Refinancing is when you take your existing home mortgage, break it, and replace it with another mortgage with different terms and conditions. There are several times when you may need or want to refinance. In some cases, interest rates change and you may want to change your terms to take advantage of this because your long-term costs will go down. At other times, there is a risk that Canadian interest rates will change in the future, and you may want get a longer (or shorter) term than you have in order to prepare for the change. In some cases, there are life events that require that you to refinance (equity take out) your home mortgage in order to have the capital on hand.

Good Rule of Thumb

A good rule of thumb is that if interest rates are 1/2% to 5/8% lower than your current interest rate, it may be a good time to consider refinancing a home mortgage. To keep track of interest rate trends in Canada, sign up to the Calum Ross Mortgage Consulting Team Market Watch. You'll receive periodic rate updates by email.

• JOBS:
a – Answer these about the refinancing excerpt:
(i) What does refinancing replace an existing home mortgage with?
(ii) Under the rule of thumb, how much lower than your current rate should interest rates be before you consider refinancing?
(iii) How do Market Watch subscribers receive rate updates?
b – Go on with the refinancing excerpt from where it stops.
The rows that come next are separate material, unrelated to the refinancing excerpt.

• DATA LISTING:
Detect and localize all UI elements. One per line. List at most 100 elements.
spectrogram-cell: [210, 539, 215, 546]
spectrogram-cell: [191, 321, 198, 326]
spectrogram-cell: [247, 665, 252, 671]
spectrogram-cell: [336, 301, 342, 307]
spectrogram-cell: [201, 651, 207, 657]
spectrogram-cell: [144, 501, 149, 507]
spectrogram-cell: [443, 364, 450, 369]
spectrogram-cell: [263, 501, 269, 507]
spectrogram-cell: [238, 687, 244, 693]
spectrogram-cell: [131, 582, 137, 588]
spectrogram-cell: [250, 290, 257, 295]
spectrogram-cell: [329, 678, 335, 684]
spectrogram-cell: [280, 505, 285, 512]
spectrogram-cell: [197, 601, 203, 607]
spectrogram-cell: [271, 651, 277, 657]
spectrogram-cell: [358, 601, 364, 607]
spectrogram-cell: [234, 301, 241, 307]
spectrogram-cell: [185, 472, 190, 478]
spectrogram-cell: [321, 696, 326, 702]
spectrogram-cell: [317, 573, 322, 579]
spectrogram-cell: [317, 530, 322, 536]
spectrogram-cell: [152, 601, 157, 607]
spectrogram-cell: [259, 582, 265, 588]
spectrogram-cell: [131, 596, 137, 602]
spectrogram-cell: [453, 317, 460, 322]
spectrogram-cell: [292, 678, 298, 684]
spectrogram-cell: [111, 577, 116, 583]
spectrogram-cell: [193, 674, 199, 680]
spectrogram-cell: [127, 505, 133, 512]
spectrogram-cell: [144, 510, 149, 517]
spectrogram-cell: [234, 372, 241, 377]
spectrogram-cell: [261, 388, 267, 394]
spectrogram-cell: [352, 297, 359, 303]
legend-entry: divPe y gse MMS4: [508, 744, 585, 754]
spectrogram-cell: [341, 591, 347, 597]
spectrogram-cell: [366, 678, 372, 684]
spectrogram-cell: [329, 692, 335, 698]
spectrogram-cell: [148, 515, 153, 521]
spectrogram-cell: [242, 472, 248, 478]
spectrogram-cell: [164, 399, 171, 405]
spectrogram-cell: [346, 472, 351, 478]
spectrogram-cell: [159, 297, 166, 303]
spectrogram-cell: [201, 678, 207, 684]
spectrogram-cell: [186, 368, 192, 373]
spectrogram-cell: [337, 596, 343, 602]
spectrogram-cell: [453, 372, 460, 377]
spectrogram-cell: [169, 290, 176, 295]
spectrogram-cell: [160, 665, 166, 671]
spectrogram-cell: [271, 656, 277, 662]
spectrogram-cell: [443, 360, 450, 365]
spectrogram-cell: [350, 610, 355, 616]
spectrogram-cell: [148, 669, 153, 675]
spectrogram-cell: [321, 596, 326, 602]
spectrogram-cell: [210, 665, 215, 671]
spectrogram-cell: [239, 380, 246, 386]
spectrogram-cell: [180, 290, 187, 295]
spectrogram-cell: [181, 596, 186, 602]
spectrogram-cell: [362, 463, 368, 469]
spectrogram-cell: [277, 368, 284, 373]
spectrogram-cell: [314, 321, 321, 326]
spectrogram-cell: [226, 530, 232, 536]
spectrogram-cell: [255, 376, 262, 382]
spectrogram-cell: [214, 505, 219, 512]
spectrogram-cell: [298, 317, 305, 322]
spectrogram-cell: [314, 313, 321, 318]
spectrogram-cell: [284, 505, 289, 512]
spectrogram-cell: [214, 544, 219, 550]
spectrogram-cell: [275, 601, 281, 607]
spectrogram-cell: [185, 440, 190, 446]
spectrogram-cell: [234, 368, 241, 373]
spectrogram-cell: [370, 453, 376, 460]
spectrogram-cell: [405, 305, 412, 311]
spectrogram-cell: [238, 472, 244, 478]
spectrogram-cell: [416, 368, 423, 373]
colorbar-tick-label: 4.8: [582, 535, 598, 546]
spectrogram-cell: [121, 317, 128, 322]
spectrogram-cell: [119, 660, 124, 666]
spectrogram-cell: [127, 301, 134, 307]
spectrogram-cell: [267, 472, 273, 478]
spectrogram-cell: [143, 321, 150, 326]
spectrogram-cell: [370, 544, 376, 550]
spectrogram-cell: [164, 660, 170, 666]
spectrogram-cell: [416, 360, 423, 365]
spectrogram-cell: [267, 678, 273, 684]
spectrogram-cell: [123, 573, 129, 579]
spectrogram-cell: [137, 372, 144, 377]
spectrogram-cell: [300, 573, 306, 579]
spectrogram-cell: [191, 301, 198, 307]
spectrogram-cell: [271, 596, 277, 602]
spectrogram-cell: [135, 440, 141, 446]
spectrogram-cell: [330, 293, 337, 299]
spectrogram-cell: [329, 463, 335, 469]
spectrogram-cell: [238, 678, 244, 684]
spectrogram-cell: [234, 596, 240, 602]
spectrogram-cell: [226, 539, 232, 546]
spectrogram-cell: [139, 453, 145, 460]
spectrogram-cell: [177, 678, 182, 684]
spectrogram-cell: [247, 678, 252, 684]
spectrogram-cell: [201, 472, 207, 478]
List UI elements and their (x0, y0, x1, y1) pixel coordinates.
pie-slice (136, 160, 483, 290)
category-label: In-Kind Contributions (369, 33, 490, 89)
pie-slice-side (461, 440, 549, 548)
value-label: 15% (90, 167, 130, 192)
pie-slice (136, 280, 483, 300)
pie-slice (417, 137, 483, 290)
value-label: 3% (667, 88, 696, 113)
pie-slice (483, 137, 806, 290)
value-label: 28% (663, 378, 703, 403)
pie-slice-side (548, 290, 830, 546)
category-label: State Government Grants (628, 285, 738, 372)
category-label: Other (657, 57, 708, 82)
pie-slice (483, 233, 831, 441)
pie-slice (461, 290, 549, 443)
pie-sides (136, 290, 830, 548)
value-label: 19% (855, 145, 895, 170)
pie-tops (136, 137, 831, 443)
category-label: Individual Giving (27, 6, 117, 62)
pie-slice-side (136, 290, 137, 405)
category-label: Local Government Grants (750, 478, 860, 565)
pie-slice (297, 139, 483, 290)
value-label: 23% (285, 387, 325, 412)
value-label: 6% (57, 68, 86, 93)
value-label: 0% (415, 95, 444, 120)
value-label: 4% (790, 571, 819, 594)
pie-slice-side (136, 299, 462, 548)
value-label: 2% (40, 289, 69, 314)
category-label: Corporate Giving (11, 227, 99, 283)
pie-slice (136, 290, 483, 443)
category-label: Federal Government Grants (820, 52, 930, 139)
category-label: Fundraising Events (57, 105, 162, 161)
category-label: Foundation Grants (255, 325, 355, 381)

• PER-TASK OUTPUTS:
a –
(i) Another mortgage with different terms and conditions.
(ii) 1/2% to 5/8% lower.
(iii) By email, periodically.

b –
To determine for yourself if it is time to refinance, click here and access our refinance calculator. Enter the details of your mortgage and what is available in the market-place today to see if a refinance makes sense.

The Right Time to Refinance

Many homeowners consider refinancing when interest rates suddenly fall or there's a change in financial circumstances. But even though a large decline in rates or an opportunity to pay off debts might make refinancing seem like an easy decision, you shouldn't consider any single variable on its own. Think about how long you plan to stay in your home, how you plan to use your equity, and how refinancing will support your overall financial goals.